- [Given request]: Filter the records for lines holding the string "content".

- [Figure record extracts]:
= = = =
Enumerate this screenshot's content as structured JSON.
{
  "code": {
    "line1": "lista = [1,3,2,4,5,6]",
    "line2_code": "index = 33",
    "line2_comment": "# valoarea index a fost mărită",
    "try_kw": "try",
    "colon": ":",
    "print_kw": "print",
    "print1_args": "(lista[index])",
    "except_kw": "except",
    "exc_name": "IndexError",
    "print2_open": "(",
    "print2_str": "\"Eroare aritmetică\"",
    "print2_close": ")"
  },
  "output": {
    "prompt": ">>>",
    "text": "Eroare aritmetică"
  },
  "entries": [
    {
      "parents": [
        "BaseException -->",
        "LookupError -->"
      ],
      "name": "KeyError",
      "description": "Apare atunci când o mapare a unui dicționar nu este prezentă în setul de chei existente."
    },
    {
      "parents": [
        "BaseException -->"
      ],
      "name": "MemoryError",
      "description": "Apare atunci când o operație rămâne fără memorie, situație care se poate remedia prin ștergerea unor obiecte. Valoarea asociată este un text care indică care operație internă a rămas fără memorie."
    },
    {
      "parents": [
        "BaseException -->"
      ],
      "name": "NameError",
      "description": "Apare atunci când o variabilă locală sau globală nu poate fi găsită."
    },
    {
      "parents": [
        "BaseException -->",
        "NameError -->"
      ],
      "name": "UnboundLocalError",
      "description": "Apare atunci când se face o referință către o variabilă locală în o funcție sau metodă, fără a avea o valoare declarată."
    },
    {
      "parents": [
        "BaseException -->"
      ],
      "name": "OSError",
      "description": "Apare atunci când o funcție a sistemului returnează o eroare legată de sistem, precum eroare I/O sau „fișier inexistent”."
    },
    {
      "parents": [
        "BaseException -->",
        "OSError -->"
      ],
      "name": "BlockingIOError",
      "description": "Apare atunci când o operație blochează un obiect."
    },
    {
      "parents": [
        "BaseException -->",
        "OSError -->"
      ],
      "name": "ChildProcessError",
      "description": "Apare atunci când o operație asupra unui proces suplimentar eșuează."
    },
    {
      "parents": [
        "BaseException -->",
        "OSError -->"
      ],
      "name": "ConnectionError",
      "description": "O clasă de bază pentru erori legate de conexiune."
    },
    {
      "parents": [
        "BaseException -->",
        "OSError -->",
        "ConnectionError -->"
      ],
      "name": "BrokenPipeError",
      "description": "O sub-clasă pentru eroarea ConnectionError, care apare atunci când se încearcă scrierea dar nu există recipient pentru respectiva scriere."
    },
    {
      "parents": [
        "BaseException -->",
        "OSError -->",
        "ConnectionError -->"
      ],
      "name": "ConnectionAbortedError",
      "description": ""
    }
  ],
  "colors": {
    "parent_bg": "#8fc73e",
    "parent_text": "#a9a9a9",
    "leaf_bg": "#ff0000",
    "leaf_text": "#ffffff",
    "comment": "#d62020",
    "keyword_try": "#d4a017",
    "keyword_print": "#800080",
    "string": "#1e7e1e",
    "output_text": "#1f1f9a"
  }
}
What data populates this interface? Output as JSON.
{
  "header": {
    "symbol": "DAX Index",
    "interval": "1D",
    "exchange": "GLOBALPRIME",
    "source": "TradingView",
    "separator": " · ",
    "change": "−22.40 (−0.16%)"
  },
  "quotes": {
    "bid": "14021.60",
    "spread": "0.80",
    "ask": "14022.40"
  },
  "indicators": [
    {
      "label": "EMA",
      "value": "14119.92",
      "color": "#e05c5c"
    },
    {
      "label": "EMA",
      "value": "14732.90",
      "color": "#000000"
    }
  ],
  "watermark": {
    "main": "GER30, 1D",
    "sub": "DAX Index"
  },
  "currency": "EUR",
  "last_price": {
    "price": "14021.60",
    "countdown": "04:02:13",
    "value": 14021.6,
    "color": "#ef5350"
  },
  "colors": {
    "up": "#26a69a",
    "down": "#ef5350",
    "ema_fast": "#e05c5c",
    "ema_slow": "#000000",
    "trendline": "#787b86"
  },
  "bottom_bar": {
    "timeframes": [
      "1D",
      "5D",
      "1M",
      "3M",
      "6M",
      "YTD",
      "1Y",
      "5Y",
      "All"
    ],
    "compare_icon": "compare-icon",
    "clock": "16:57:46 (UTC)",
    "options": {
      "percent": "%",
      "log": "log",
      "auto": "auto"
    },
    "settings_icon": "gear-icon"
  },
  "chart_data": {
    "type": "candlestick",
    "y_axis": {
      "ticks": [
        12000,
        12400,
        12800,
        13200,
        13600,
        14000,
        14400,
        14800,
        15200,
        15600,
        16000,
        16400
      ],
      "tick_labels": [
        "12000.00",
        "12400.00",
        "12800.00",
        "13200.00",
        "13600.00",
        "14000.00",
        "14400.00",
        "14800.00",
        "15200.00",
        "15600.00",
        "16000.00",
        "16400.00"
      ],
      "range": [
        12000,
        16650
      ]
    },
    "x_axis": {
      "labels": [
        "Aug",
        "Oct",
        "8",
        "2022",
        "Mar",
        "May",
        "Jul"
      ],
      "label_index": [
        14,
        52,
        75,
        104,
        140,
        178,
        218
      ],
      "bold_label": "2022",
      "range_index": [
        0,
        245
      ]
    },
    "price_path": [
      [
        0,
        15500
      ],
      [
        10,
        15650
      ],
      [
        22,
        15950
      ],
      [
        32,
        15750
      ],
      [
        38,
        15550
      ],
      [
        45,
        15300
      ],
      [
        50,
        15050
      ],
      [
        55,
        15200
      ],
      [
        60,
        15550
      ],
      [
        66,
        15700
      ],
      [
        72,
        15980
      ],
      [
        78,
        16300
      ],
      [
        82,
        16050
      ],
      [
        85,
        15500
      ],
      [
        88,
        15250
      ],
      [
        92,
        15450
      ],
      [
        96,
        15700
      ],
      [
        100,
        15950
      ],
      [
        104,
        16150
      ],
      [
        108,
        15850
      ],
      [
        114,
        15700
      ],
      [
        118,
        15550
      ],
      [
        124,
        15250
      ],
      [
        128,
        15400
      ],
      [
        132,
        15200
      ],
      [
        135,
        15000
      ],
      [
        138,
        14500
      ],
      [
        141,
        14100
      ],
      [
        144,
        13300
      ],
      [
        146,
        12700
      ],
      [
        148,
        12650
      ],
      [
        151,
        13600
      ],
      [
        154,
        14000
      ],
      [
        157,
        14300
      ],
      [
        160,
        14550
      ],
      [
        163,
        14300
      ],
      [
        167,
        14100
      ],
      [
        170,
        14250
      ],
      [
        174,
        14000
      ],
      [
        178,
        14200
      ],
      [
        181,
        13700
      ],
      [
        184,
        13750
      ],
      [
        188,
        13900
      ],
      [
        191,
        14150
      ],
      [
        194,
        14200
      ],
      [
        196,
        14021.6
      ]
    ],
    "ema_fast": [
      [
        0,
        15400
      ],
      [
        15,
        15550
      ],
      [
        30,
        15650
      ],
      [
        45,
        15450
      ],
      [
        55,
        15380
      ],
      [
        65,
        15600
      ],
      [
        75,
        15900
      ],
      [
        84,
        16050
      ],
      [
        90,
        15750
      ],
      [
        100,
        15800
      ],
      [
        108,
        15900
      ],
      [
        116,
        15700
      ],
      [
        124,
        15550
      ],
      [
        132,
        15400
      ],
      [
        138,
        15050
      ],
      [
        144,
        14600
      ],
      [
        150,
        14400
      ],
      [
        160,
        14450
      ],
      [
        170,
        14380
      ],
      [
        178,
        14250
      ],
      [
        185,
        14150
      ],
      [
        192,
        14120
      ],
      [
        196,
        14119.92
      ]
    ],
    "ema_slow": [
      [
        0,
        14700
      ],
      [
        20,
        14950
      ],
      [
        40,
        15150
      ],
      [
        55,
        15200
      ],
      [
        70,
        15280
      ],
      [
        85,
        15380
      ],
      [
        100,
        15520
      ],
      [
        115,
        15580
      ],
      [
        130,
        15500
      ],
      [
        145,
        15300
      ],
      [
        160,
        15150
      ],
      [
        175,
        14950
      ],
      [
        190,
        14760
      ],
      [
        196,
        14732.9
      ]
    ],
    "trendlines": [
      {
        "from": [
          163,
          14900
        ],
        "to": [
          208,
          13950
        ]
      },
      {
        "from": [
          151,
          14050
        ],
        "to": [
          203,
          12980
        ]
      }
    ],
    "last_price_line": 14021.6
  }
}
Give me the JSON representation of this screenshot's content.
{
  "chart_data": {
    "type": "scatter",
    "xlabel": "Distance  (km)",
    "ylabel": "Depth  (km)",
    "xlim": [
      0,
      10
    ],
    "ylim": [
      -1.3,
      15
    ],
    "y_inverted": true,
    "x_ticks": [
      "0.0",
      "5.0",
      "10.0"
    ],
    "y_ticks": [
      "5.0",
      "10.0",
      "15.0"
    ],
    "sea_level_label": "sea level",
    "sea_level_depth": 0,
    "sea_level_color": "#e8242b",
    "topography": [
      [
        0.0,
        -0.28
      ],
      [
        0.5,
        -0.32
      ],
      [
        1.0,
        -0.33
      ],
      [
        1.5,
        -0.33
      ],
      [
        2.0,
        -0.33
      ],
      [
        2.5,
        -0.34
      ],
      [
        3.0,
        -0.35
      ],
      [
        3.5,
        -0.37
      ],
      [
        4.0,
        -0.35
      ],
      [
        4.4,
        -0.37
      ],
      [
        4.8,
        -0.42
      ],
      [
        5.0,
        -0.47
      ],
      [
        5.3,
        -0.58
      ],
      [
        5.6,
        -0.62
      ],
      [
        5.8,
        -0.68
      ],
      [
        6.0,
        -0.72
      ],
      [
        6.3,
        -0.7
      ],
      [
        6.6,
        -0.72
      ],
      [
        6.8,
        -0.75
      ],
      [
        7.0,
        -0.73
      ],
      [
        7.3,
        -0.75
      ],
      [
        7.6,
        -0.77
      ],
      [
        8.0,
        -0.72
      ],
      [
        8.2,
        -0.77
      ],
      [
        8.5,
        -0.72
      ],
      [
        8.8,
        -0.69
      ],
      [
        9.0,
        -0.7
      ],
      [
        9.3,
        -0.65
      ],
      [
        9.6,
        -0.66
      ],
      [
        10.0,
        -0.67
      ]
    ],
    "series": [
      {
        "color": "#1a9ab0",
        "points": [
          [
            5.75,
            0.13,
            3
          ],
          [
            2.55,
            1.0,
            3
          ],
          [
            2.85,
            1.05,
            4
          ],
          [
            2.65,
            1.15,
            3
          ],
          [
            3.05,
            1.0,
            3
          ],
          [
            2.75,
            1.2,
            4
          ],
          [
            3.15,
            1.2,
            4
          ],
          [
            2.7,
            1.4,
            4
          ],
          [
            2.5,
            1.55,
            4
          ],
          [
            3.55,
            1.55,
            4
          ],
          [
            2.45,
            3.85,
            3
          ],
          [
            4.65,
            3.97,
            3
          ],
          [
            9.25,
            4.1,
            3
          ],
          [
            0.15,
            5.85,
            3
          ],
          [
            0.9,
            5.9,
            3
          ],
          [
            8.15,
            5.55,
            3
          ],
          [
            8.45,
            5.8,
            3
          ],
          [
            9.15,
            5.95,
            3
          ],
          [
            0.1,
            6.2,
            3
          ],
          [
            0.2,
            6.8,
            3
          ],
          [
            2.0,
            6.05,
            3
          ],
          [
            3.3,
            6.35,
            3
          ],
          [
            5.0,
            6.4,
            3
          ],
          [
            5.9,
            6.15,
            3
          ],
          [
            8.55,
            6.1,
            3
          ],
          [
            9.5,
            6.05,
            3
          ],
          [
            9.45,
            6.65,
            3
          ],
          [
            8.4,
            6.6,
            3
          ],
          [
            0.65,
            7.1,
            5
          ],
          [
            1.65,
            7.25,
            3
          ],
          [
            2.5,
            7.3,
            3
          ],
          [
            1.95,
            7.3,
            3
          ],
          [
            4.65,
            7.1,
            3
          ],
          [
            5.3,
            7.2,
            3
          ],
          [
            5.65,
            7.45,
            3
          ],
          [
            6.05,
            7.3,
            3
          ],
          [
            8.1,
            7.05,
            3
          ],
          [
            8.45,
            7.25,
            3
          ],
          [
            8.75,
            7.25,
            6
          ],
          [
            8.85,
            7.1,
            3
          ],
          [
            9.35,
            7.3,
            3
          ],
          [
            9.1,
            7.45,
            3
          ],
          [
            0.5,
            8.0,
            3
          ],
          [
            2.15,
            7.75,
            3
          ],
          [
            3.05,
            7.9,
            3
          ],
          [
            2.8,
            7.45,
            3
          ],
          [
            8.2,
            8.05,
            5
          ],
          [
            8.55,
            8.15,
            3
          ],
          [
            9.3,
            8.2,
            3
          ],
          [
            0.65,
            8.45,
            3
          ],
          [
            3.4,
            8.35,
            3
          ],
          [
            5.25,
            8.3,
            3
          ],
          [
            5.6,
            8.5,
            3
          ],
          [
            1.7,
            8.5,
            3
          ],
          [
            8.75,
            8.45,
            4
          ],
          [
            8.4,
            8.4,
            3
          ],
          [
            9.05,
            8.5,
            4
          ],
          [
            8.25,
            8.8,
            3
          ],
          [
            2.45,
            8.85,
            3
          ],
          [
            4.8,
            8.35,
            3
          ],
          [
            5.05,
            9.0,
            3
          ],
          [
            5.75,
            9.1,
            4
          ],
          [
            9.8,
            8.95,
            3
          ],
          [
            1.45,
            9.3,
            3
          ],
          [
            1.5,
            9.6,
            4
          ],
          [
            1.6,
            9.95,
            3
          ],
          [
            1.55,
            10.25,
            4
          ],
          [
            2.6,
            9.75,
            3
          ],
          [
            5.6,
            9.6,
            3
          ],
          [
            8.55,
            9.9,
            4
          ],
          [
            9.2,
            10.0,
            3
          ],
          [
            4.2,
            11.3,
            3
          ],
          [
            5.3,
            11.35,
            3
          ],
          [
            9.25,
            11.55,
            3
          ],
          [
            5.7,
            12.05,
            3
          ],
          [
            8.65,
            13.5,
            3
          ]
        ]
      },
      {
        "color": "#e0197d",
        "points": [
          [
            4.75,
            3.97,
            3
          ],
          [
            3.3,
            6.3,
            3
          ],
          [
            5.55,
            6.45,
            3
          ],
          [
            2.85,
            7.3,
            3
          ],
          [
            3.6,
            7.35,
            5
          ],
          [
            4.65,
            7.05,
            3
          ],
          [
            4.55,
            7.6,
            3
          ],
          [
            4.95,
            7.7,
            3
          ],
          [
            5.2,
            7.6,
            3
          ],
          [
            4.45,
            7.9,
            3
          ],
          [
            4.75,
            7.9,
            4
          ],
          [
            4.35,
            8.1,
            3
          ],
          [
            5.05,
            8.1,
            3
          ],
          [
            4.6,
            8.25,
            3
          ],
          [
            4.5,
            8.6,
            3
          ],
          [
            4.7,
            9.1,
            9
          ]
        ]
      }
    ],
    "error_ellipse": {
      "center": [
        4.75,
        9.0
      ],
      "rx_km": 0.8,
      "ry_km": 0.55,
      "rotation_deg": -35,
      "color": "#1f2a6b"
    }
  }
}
= = = =
- [The result]:
Enumerate this screenshot's content as structured JSON.
Give me the JSON representation of this screenshot's content.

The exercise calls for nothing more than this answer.